- BRIEF 1: In the article on Maharashtra's draft groundwater rules, rewrite the paragraph that begins "There are 80 such watersheds" as a bulleted list, keeping its main facts.

- EXCERPT TO READ:
The draft Maharashtra Groundwater (Development and Management) Rules, 2018 — for which the Devendra Fadnavis government has invited comments — states that any farmer intending to cultivate a crop which is “water-intensive” will have to apply to a Watershed Water Resources Committee (WWRC) 30 days before the sowing period of the crop.
The WWRC — it is headed by the chairman of the concerned taluka/block-level panchayat samiti and with members that include the block development officer, elected representatives of the district/zilla parishad, and officials from the water supply and sanitation, agriculture and animal husbandry departments — will then consult the senior district geologist of the Groundwater Surveys and Development Agency (GSDA).
Based on that, the committee shall “communicate, within thirty days from the date of receipt of application, in writing to the applicant, about its decision regarding acceptance or refusal. for cultivation of (the) water-intensive crop”.
Earlier this month, the Maharashtra government made purchase of any farm commodity below the official minimum support price (MSP) by even a private trader an offence attracting a one-year jail term and a fine of Rs 50,000.
The draft rules for groundwater mandate the grower to furnish an undertaking “that he will use micro-irrigation methods” for growing the water-intensive crop. Incidentally, the rules do not explicitly mention the crops that are “water-intensive”. Nor is there any definition of the “notified areas”, where these cropping restrictions would apply.
GSDA officials told The Indian Express that sugarcane and banana would fit the definition of “water-intensive” crops. They said the original Maharashtra Groundwater (Development and Management) Act of 2009 — under which the draft rules have been made — was also silent on this. “We may have to seek further clarification from the Water and Land Management Institute (WALMI), Aurangabad or the state agricultural universities,” they noted.
As regards “notified areas”, the officials said that these would basically refer to those watersheds — Maharashtra has 1,531 of them — that are categorised as over-exploited or critical, where the rates of groundwater extraction exceed annual recharge level.
There are 80 such watersheds in Maharashtra, which include 13 in Ahmednagar, 12 in Jalgaon, 11 in Nashik, nine in Amravati, seven each in Pune, Solapur and Latur, six in Sangli, three in Osmanabad, two in Buldhana, and one each in Satara, Aurangabad and Jalna. While Jalgaon is India’s largest banana-growing district, the others (barring Buldhana and Amravati) have major sugarcane-growing tracts.
The draft rules have proposed that district officers of the agriculture department be assigned the task of preparing cropping plans for the “notified areas” in consultation with the WWRCs. Such plans should take into account the cropping pattern of the area as per the agro-climatic zone in which it is located, the average water consumption for each crop as determined by WALMI, the precipitation levels in the previous hydrological cycle, and the GSDA’s assessment.

- DATA EXTRACT:
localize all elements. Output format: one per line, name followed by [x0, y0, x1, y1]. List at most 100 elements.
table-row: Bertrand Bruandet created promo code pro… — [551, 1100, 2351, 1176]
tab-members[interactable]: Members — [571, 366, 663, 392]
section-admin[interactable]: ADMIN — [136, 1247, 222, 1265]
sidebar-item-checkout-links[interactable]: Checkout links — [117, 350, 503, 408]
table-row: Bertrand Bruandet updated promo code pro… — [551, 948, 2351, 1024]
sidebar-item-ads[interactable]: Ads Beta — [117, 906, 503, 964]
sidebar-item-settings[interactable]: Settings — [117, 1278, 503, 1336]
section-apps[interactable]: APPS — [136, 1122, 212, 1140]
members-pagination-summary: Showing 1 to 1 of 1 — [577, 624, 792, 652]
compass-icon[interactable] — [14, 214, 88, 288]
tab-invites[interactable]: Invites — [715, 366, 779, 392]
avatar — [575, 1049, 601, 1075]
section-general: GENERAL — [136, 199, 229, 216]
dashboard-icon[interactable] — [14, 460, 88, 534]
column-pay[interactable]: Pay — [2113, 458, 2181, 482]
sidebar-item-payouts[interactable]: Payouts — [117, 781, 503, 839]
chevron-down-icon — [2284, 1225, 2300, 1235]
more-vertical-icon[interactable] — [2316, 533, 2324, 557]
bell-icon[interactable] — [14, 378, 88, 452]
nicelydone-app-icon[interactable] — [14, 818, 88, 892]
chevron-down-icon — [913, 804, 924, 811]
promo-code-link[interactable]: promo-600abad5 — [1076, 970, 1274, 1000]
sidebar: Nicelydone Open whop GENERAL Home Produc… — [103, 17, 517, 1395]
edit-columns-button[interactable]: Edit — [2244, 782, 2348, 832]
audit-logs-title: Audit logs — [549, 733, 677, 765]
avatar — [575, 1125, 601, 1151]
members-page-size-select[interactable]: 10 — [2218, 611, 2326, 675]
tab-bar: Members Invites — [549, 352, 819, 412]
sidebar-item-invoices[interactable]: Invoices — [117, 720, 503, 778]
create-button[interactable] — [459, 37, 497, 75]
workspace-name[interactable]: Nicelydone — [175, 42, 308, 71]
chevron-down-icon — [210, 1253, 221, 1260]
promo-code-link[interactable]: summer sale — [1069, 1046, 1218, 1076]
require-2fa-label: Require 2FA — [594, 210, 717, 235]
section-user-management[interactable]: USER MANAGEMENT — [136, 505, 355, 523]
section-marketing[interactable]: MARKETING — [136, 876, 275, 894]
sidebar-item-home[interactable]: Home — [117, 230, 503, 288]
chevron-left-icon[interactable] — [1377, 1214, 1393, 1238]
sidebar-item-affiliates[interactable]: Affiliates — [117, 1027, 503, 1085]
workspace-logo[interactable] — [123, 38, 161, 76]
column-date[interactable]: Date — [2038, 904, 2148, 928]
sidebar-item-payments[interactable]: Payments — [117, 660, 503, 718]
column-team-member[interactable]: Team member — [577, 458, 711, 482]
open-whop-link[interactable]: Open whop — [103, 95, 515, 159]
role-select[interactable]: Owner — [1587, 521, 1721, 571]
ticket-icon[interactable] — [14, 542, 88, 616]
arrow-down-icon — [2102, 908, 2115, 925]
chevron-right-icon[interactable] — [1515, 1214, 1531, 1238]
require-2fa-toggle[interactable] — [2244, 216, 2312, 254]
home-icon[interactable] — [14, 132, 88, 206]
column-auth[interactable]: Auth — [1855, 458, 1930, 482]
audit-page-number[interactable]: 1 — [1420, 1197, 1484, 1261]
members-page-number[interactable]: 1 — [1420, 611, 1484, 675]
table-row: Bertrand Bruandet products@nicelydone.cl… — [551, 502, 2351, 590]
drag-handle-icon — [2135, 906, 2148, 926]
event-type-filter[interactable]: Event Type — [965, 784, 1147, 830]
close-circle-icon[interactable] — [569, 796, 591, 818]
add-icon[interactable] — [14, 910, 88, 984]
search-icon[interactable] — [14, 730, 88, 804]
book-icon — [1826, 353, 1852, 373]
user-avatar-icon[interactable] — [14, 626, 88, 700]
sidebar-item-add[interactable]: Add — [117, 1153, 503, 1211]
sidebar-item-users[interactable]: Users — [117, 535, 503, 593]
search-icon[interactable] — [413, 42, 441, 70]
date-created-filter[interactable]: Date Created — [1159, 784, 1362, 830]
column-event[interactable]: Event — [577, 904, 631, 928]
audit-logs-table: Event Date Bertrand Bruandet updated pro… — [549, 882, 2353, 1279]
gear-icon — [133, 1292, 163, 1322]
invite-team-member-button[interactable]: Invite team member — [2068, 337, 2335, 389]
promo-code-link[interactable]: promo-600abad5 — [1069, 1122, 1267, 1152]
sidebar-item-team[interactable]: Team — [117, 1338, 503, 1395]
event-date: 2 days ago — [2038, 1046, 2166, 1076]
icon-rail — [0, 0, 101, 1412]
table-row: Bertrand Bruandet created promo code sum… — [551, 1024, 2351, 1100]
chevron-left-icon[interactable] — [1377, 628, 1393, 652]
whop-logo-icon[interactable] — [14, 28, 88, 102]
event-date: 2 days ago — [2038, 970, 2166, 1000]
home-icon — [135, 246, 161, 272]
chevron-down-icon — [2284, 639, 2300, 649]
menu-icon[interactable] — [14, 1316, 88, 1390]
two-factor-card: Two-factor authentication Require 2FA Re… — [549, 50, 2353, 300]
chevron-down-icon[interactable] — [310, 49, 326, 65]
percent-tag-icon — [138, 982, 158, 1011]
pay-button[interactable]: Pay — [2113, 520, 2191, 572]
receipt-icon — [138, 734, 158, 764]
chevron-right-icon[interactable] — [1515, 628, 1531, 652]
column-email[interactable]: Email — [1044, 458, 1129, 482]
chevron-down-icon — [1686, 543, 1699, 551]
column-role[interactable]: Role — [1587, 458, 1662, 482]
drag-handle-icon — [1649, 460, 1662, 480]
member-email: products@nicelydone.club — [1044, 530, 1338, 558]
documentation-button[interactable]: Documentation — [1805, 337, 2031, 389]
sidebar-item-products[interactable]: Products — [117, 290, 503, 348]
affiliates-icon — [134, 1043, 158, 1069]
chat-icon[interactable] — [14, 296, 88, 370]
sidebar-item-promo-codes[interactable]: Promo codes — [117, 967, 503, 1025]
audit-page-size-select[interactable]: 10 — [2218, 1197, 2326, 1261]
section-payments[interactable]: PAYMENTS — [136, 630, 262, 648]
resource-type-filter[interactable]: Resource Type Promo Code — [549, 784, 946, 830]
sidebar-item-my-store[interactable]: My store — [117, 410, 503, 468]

- BRIEF 2: Quote the rows from the first one through the line containing "chevron-down-icon — [2284, 1225, 2300, 1235]", with both ends included.

- FINAL RESULT 1:
- Maharashtra has 80 such watersheds:
  - Ahmednagar: 13
  - Jalgaon: 12
  - Nashik: 11
  - Amravati: 9
  - Pune, Solapur and Latur: 7 each
  - Sangli: 6
  - Osmanabad: 3
  - Buldhana: 2
  - Satara, Aurangabad and Jalna: 1 each
- Jalgaon is India's largest banana-growing district.
- The other districts, except Buldhana and Amravati, have major sugarcane-growing tracts.

- FINAL RESULT 2:
localize all elements. Output format: one per line, name followed by [x0, y0, x1, y1]. List at most 100 elements.
table-row: Bertrand Bruandet created promo code pro… — [551, 1100, 2351, 1176]
tab-members[interactable]: Members — [571, 366, 663, 392]
section-admin[interactable]: ADMIN — [136, 1247, 222, 1265]
sidebar-item-checkout-links[interactable]: Checkout links — [117, 350, 503, 408]
table-row: Bertrand Bruandet updated promo code pro… — [551, 948, 2351, 1024]
sidebar-item-ads[interactable]: Ads Beta — [117, 906, 503, 964]
sidebar-item-settings[interactable]: Settings — [117, 1278, 503, 1336]
section-apps[interactable]: APPS — [136, 1122, 212, 1140]
members-pagination-summary: Showing 1 to 1 of 1 — [577, 624, 792, 652]
compass-icon[interactable] — [14, 214, 88, 288]
tab-invites[interactable]: Invites — [715, 366, 779, 392]
avatar — [575, 1049, 601, 1075]
section-general: GENERAL — [136, 199, 229, 216]
dashboard-icon[interactable] — [14, 460, 88, 534]
column-pay[interactable]: Pay — [2113, 458, 2181, 482]
sidebar-item-payouts[interactable]: Payouts — [117, 781, 503, 839]
chevron-down-icon — [2284, 1225, 2300, 1235]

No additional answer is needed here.